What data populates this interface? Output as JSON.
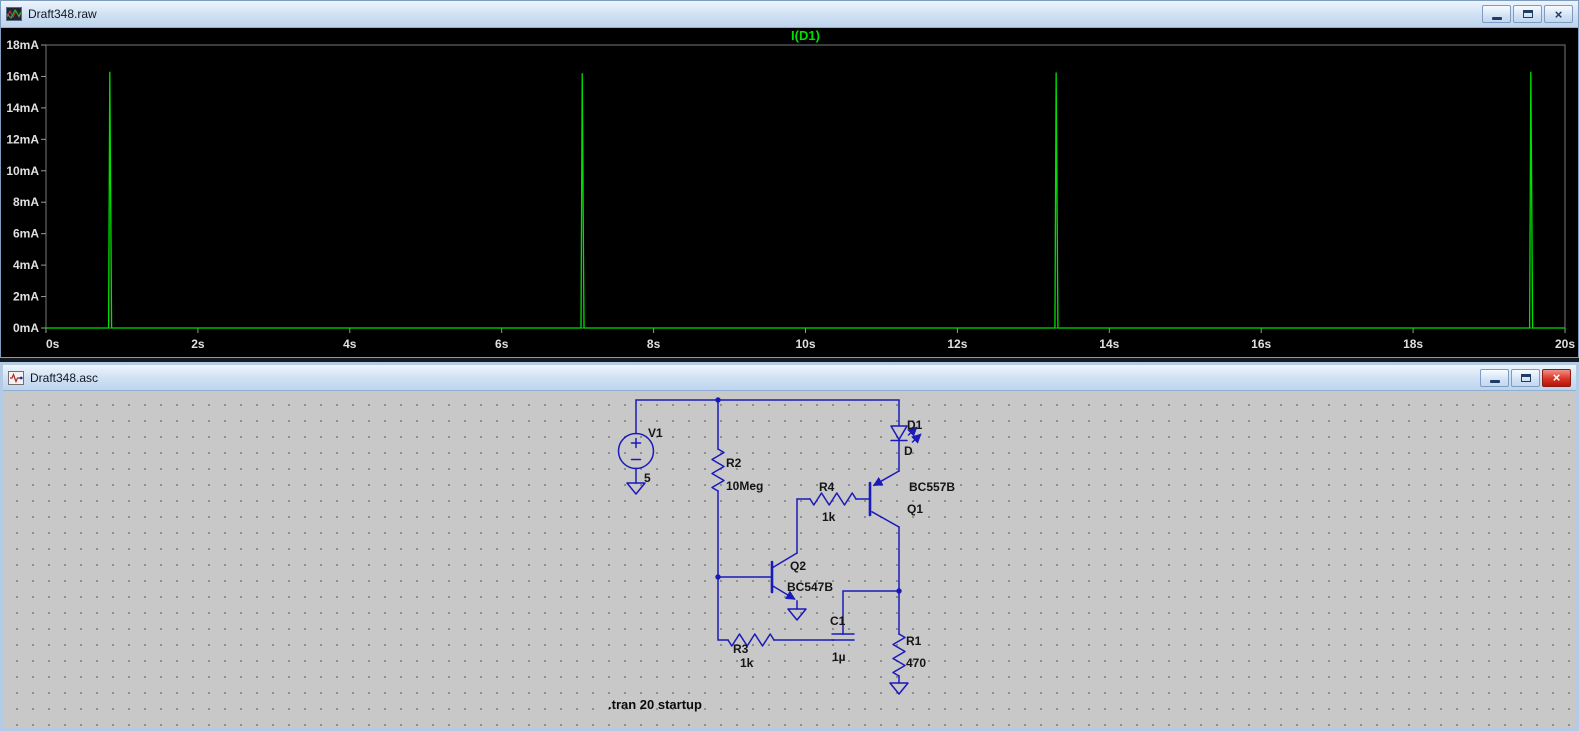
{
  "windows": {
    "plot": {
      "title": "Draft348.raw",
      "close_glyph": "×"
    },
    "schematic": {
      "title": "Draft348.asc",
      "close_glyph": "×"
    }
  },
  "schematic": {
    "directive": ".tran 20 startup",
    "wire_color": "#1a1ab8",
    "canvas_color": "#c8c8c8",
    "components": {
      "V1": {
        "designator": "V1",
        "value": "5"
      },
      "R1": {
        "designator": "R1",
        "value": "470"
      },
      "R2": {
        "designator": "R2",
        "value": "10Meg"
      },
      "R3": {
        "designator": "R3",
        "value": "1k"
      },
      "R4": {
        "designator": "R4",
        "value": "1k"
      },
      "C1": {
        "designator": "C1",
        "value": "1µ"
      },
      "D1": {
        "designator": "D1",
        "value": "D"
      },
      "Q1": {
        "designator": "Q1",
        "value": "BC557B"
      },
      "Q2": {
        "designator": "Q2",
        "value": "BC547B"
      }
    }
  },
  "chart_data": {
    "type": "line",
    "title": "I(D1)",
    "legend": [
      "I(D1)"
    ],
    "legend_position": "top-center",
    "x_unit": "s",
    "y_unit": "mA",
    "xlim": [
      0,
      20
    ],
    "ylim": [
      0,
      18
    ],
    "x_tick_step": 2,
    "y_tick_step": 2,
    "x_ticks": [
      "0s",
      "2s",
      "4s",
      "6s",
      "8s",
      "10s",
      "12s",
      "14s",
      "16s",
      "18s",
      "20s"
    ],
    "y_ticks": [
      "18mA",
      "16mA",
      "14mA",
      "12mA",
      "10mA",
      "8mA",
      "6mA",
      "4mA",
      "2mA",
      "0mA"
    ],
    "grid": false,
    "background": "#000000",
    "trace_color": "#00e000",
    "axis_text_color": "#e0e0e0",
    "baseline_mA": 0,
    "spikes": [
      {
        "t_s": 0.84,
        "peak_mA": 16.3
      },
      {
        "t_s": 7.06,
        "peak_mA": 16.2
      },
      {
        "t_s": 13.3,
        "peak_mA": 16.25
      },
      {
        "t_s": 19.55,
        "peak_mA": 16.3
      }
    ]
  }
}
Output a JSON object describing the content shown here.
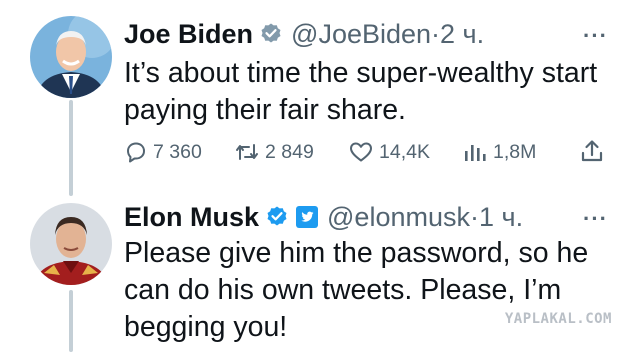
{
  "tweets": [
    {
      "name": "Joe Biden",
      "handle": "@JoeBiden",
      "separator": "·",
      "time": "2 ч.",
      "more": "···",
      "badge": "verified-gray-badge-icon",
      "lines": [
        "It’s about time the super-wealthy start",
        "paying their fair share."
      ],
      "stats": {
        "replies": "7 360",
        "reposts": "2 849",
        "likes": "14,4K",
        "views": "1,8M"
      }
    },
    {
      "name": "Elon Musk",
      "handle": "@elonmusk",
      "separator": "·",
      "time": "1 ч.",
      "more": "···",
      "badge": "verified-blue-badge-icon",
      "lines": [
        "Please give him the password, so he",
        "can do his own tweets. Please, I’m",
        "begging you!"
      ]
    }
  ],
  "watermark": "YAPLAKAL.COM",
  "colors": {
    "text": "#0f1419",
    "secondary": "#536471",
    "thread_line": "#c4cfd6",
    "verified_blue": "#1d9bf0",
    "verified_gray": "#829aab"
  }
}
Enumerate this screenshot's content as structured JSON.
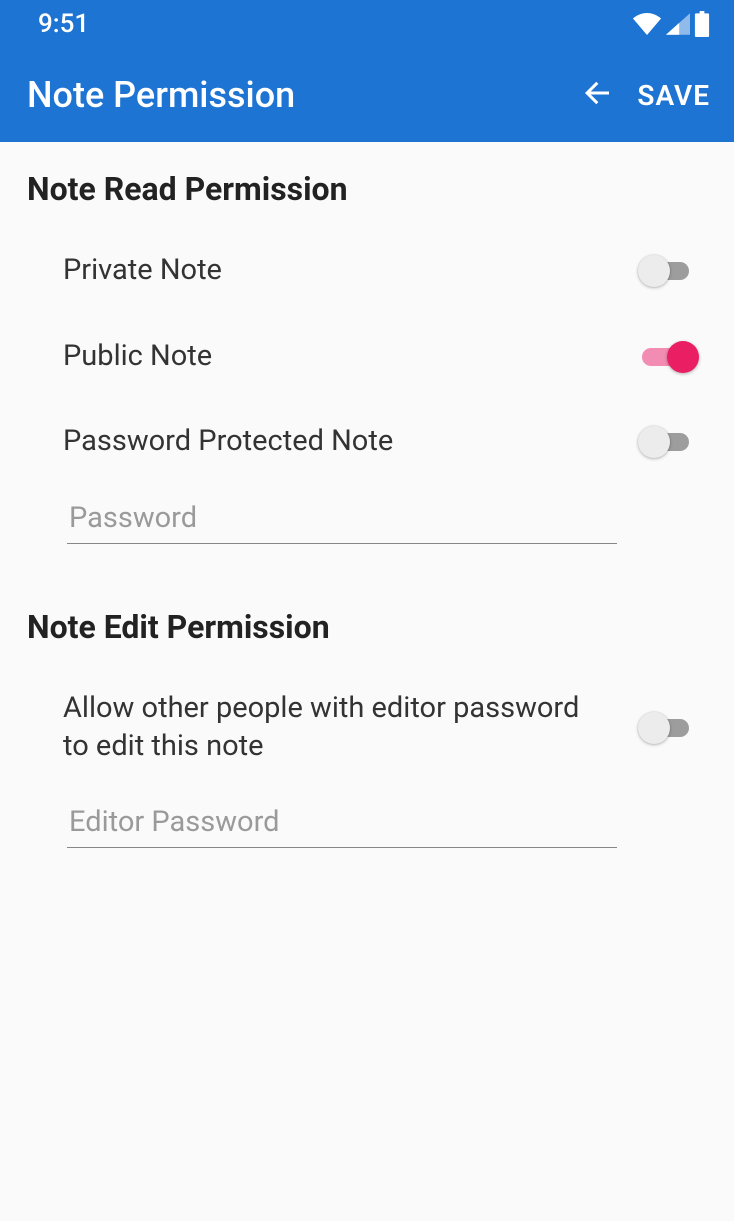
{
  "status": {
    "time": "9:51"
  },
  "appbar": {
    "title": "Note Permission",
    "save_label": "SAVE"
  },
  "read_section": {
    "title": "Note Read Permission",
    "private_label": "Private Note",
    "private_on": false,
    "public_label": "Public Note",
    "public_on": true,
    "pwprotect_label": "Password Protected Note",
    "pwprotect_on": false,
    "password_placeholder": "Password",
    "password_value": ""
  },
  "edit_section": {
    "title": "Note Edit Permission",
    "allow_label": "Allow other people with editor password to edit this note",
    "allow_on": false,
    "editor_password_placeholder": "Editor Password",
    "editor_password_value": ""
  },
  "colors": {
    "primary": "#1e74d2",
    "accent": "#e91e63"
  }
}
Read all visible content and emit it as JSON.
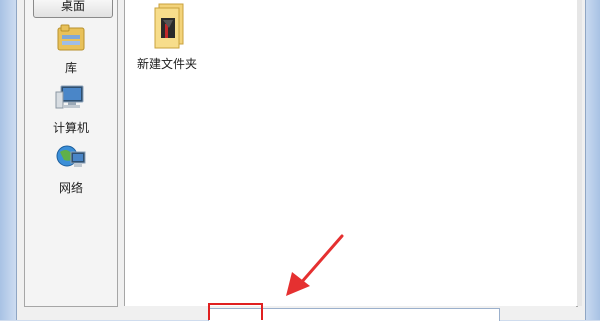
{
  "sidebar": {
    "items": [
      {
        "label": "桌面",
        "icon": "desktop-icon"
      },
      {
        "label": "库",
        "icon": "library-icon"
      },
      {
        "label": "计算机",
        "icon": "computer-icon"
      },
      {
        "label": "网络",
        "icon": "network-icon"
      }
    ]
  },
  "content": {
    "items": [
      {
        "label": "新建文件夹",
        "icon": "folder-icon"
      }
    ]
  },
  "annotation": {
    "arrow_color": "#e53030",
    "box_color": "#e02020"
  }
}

§

◆ **TO DO**
Could you repeat all of the material exactly? Pictures should not be copied.

◆ **RESPONSE**
What data populates this interface? Output as JSON.
{
  "windows": {
    "plot": {
      "title": "Draft348.raw",
      "close_glyph": "×"
    },
    "schematic": {
      "title": "Draft348.asc",
      "close_glyph": "×"
    }
  },
  "schematic": {
    "directive": ".tran 20 startup",
    "wire_color": "#1a1ab8",
    "canvas_color": "#c8c8c8",
    "components": {
      "V1": {
        "designator": "V1",
        "value": "5"
      },
      "R1": {
        "designator": "R1",
        "value": "470"
      },
      "R2": {
        "designator": "R2",
        "value": "10Meg"
      },
      "R3": {
        "designator": "R3",
        "value": "1k"
      },
      "R4": {
        "designator": "R4",
        "value": "1k"
      },
      "C1": {
        "designator": "C1",
        "value": "1µ"
      },
      "D1": {
        "designator": "D1",
        "value": "D"
      },
      "Q1": {
        "designator": "Q1",
        "value": "BC557B"
      },
      "Q2": {
        "designator": "Q2",
        "value": "BC547B"
      }
    }
  },
  "chart_data": {
    "type": "line",
    "title": "I(D1)",
    "legend": [
      "I(D1)"
    ],
    "legend_position": "top-center",
    "x_unit": "s",
    "y_unit": "mA",
    "xlim": [
      0,
      20
    ],
    "ylim": [
      0,
      18
    ],
    "x_tick_step": 2,
    "y_tick_step": 2,
    "x_ticks": [
      "0s",
      "2s",
      "4s",
      "6s",
      "8s",
      "10s",
      "12s",
      "14s",
      "16s",
      "18s",
      "20s"
    ],
    "y_ticks": [
      "18mA",
      "16mA",
      "14mA",
      "12mA",
      "10mA",
      "8mA",
      "6mA",
      "4mA",
      "2mA",
      "0mA"
    ],
    "grid": false,
    "background": "#000000",
    "trace_color": "#00e000",
    "axis_text_color": "#e0e0e0",
    "baseline_mA": 0,
    "spikes": [
      {
        "t_s": 0.84,
        "peak_mA": 16.3
      },
      {
        "t_s": 7.06,
        "peak_mA": 16.2
      },
      {
        "t_s": 13.3,
        "peak_mA": 16.25
      },
      {
        "t_s": 19.55,
        "peak_mA": 16.3
      }
    ]
  }
}
Output a JSON object describing the content shown here.
{
  "tweets": [
    {
      "name": "Joe Biden",
      "handle": "@JoeBiden",
      "separator": "·",
      "time": "2 ч.",
      "more": "···",
      "badge": "verified-gray-badge-icon",
      "lines": [
        "It’s about time the super-wealthy start",
        "paying their fair share."
      ],
      "stats": {
        "replies": "7 360",
        "reposts": "2 849",
        "likes": "14,4K",
        "views": "1,8M"
      }
    },
    {
      "name": "Elon Musk",
      "handle": "@elonmusk",
      "separator": "·",
      "time": "1 ч.",
      "more": "···",
      "badge": "verified-blue-badge-icon",
      "lines": [
        "Please give him the password, so he",
        "can do his own tweets. Please, I’m",
        "begging you!"
      ]
    }
  ],
  "watermark": "YAPLAKAL.COM",
  "colors": {
    "text": "#0f1419",
    "secondary": "#536471",
    "thread_line": "#c4cfd6",
    "verified_blue": "#1d9bf0",
    "verified_gray": "#829aab"
  }
}
Enumerate this screenshot's content as structured JSON.
{
  "status": {
    "time": "9:51"
  },
  "appbar": {
    "title": "Note Permission",
    "save_label": "SAVE"
  },
  "read_section": {
    "title": "Note Read Permission",
    "private_label": "Private Note",
    "private_on": false,
    "public_label": "Public Note",
    "public_on": true,
    "pwprotect_label": "Password Protected Note",
    "pwprotect_on": false,
    "password_placeholder": "Password",
    "password_value": ""
  },
  "edit_section": {
    "title": "Note Edit Permission",
    "allow_label": "Allow other people with editor password to edit this note",
    "allow_on": false,
    "editor_password_placeholder": "Editor Password",
    "editor_password_value": ""
  },
  "colors": {
    "primary": "#1e74d2",
    "accent": "#e91e63"
  }
}
Read all visible content and emit it as JSON.
{
  "sidebar": {
    "items": [
      {
        "label": "桌面",
        "icon": "desktop-icon"
      },
      {
        "label": "库",
        "icon": "library-icon"
      },
      {
        "label": "计算机",
        "icon": "computer-icon"
      },
      {
        "label": "网络",
        "icon": "network-icon"
      }
    ]
  },
  "content": {
    "items": [
      {
        "label": "新建文件夹",
        "icon": "folder-icon"
      }
    ]
  },
  "annotation": {
    "arrow_color": "#e53030",
    "box_color": "#e02020"
  }
}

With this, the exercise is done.